Scan the records below for lines with the word "series", then state how many you find and nothing else.

[A block of data]
* * * *

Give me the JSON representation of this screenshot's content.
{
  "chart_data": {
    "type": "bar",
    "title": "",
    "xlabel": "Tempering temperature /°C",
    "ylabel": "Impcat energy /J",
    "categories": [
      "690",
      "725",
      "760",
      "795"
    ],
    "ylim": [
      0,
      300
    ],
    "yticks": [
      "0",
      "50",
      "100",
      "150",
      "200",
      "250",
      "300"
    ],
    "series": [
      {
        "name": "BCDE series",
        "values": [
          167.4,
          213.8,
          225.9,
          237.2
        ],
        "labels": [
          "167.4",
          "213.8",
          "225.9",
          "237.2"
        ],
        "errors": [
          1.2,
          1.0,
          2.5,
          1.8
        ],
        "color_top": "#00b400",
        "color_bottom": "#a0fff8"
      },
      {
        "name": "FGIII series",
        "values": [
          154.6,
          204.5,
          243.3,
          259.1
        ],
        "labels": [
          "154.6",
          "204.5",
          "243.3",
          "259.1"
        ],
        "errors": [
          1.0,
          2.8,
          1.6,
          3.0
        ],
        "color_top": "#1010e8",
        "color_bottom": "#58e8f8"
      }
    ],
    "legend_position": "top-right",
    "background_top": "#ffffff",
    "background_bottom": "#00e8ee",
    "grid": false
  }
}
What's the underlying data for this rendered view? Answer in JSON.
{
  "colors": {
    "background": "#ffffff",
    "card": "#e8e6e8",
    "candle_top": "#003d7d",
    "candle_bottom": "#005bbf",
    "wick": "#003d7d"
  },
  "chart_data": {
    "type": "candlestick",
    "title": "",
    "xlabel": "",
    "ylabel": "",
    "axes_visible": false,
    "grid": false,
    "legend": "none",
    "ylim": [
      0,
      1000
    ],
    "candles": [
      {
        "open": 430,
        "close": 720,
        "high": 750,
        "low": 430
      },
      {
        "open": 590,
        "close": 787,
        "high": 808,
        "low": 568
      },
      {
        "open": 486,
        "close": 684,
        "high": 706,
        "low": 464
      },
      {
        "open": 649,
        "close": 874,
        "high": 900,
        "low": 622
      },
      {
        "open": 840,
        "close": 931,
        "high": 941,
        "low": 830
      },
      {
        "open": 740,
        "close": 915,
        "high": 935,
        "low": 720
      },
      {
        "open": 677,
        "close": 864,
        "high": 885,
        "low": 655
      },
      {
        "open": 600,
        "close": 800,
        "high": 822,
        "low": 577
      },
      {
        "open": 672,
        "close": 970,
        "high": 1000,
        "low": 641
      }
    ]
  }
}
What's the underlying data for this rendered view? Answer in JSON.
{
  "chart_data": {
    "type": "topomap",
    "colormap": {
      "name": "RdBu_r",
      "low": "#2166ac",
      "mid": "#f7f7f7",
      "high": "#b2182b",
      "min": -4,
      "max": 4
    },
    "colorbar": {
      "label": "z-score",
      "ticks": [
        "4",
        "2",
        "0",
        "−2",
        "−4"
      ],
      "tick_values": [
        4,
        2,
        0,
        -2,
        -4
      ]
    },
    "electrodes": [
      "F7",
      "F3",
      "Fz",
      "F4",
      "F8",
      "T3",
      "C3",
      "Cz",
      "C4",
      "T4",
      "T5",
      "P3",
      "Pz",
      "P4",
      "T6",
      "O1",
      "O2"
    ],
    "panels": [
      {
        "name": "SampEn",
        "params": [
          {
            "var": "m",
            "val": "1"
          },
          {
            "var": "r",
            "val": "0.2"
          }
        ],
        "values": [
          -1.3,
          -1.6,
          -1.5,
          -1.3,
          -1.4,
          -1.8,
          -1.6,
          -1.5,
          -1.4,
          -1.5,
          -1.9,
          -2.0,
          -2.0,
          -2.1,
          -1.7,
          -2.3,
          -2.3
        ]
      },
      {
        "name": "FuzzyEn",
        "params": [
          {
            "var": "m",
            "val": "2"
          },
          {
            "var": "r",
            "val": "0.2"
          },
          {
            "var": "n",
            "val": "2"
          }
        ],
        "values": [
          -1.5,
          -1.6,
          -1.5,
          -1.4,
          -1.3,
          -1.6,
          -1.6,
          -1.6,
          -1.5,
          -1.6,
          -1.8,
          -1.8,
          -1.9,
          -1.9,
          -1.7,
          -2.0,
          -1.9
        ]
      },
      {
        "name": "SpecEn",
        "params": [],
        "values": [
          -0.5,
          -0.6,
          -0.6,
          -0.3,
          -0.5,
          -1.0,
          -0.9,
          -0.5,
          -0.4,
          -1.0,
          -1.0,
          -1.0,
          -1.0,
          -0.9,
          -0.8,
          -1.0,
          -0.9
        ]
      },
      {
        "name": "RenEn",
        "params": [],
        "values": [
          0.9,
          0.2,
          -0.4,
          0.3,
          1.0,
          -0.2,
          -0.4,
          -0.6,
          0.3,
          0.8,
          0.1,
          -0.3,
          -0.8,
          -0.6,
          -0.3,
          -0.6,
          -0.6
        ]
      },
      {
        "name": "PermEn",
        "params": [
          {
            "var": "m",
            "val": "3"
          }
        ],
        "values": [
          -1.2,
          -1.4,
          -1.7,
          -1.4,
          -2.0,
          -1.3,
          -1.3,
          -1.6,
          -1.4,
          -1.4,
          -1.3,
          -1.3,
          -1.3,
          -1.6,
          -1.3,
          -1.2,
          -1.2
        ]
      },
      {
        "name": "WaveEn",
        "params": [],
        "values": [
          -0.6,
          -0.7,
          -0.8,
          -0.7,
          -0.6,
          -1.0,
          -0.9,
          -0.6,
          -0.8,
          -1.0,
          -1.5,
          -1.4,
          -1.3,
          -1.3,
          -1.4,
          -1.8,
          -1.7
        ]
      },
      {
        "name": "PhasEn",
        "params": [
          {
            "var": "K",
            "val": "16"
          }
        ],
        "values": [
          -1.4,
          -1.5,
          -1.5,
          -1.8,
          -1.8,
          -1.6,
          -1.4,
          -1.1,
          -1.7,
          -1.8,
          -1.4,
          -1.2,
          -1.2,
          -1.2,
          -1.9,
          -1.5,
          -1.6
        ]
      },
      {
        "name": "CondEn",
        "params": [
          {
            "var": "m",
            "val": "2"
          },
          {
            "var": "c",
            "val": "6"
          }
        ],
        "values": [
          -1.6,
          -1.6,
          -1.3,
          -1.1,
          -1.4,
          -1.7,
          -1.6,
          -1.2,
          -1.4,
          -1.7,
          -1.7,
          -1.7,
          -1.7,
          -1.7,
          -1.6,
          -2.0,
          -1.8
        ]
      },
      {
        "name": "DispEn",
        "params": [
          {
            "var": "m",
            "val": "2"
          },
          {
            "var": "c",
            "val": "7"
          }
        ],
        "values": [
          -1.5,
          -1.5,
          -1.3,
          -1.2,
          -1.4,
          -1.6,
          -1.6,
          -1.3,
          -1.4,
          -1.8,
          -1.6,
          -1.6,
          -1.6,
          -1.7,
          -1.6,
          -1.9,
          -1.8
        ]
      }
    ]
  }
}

* * * *

**SOLUTION TO THE EXERCISE:** 3